For the listing below, give the count of lines containing "Белгородского", and no other text.

- _Records provided_
#####

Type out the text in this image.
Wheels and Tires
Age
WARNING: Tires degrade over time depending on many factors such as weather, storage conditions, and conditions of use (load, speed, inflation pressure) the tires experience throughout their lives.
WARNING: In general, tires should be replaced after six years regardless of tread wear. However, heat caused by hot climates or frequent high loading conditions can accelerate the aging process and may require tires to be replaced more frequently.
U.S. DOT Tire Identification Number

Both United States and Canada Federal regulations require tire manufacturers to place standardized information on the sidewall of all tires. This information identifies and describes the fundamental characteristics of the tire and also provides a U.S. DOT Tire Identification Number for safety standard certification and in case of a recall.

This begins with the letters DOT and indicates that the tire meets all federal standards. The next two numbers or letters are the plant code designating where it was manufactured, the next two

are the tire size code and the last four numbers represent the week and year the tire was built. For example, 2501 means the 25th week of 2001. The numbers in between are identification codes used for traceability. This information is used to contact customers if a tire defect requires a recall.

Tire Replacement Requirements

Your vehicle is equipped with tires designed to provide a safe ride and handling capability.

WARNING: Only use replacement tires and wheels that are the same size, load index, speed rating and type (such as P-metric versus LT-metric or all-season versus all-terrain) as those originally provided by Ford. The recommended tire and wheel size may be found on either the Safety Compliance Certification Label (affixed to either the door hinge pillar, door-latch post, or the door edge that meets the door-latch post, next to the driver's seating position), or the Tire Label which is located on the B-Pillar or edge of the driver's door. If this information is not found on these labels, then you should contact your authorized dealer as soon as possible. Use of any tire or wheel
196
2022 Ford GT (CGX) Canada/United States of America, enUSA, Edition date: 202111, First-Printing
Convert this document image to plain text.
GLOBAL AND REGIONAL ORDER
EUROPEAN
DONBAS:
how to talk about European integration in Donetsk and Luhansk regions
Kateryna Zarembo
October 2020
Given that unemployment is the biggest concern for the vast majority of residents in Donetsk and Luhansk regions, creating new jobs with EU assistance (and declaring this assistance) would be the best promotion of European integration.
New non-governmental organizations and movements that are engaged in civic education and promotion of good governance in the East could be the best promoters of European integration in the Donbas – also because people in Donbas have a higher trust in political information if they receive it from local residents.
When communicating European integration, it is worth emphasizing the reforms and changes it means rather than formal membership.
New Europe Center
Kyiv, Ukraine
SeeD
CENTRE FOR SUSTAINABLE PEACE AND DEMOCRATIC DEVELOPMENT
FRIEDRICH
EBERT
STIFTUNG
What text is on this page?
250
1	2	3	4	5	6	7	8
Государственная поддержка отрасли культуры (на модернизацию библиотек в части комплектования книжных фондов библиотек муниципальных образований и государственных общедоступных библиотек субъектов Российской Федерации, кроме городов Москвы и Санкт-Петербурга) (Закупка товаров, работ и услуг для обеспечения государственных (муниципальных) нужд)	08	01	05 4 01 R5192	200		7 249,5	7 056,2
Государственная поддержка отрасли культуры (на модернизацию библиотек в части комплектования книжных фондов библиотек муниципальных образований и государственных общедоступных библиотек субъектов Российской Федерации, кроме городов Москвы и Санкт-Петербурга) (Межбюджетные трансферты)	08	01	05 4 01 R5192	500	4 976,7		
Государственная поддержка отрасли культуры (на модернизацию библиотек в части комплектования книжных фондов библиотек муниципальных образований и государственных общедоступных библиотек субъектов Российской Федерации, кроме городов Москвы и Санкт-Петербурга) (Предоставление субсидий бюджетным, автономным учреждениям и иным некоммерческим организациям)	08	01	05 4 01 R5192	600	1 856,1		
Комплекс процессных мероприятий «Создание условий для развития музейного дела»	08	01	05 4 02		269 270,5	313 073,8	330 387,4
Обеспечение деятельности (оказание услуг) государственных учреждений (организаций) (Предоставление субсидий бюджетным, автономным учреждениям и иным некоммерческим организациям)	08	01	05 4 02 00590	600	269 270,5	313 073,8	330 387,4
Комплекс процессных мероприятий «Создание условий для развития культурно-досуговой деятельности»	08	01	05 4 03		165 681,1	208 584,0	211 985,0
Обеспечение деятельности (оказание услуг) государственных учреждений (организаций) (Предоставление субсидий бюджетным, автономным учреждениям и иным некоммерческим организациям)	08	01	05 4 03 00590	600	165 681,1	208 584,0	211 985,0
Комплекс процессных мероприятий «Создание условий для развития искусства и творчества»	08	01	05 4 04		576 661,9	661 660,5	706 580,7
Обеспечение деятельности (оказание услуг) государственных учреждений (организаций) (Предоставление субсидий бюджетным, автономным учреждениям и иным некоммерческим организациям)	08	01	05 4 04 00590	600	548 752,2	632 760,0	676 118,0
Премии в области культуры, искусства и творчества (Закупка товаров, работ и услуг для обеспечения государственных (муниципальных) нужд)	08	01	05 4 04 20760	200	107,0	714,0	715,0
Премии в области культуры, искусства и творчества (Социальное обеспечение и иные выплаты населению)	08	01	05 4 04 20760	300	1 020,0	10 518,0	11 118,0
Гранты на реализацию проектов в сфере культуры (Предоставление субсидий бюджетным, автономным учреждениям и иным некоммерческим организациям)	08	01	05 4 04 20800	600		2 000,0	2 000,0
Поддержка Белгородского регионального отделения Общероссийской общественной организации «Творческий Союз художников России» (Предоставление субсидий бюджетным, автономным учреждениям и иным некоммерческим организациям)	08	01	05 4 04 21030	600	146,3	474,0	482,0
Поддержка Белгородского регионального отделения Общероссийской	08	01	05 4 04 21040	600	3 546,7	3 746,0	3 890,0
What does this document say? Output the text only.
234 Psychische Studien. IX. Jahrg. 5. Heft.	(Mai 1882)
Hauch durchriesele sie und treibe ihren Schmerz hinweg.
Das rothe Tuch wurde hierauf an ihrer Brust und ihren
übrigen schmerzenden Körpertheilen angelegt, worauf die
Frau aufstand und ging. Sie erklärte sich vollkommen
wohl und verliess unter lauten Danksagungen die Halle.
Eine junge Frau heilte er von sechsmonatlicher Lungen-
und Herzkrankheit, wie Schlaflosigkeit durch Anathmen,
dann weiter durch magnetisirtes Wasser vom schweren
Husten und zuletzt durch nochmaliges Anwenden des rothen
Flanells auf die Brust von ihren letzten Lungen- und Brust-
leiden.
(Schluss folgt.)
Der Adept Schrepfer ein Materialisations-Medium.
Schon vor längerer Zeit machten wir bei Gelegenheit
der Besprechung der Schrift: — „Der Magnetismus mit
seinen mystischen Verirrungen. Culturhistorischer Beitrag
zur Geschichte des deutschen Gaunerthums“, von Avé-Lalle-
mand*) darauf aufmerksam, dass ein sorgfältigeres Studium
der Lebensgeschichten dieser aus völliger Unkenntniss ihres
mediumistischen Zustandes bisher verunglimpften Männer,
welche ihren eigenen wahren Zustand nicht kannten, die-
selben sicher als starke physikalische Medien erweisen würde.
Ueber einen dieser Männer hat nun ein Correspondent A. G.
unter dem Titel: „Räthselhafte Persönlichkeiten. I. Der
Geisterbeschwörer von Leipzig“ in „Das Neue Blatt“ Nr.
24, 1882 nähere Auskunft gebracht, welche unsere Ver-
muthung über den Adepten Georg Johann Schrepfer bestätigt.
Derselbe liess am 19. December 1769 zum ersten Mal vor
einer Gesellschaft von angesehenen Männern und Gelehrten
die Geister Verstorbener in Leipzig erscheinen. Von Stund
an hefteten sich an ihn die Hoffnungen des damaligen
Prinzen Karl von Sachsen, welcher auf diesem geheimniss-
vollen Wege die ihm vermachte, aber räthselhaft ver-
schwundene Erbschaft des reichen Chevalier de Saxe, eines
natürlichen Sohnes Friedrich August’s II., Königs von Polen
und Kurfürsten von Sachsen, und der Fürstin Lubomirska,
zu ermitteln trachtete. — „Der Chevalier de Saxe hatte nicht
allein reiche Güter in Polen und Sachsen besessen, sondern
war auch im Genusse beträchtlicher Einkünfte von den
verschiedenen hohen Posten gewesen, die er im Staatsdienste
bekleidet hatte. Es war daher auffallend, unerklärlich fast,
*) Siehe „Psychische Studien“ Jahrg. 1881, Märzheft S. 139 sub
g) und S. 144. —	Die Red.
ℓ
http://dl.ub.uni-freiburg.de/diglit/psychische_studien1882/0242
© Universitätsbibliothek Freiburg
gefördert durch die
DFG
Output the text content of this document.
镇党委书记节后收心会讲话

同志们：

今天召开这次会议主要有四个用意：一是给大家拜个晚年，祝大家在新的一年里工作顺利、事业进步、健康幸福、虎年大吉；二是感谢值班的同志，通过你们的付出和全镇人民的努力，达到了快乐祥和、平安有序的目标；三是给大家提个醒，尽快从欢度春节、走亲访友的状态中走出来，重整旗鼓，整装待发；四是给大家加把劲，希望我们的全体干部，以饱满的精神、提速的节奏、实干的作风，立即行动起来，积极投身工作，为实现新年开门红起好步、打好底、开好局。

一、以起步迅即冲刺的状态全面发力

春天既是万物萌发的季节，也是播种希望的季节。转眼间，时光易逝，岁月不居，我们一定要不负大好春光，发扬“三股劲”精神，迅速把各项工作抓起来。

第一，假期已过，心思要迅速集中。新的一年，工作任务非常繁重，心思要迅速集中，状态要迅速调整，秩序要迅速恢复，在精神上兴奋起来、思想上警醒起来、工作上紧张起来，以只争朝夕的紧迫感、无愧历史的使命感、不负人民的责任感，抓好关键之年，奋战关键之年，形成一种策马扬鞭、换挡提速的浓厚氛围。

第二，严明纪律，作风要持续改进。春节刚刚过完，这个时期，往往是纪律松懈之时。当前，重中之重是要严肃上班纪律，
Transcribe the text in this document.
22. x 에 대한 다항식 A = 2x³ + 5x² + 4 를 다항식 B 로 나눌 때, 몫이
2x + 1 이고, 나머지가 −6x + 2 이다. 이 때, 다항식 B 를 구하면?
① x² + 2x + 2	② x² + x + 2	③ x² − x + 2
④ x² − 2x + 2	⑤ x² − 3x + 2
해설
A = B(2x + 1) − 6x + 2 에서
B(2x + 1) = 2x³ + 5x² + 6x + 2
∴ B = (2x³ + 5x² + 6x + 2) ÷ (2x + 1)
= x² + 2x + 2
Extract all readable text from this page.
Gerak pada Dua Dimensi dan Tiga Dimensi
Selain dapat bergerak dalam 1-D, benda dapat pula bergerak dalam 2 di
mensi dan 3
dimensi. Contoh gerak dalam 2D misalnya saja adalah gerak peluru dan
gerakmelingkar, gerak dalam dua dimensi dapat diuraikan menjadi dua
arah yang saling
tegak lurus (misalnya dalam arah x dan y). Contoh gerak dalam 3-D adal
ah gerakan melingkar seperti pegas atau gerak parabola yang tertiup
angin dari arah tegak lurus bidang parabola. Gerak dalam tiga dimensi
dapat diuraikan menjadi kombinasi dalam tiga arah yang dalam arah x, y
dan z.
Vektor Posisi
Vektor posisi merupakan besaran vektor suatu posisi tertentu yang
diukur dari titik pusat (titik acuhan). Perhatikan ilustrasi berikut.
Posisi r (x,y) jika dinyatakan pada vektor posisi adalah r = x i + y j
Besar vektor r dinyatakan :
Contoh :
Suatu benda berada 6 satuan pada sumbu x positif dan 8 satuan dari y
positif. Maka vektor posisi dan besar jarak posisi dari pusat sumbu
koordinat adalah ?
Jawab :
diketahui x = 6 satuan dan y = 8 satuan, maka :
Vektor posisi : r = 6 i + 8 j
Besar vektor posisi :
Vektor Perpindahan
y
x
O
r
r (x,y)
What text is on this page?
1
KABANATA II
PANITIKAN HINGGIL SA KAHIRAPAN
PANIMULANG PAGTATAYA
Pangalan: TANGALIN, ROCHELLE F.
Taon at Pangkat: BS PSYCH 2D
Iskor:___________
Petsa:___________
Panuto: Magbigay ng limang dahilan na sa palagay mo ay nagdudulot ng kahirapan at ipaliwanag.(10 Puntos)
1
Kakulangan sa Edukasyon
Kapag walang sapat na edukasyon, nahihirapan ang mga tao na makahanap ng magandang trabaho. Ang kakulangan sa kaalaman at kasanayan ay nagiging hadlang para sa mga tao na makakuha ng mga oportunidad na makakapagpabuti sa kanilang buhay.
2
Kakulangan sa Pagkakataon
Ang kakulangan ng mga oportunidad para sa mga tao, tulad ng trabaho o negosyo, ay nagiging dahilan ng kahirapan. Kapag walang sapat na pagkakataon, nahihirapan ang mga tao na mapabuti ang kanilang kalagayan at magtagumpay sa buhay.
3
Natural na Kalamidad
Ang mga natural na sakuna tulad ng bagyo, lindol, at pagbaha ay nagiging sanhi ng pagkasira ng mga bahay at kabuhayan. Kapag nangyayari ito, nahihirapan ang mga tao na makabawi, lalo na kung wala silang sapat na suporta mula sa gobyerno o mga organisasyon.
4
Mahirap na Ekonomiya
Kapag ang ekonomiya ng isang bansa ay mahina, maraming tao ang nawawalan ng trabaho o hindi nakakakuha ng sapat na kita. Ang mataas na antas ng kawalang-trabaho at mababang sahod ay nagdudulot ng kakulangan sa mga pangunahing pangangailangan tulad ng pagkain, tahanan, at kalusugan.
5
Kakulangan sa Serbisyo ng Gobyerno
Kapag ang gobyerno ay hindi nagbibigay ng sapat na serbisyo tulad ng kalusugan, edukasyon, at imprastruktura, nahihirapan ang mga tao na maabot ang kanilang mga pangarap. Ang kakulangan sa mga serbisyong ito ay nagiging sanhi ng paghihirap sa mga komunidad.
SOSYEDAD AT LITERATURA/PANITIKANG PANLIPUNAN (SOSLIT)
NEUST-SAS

#####

- _Task solution_
2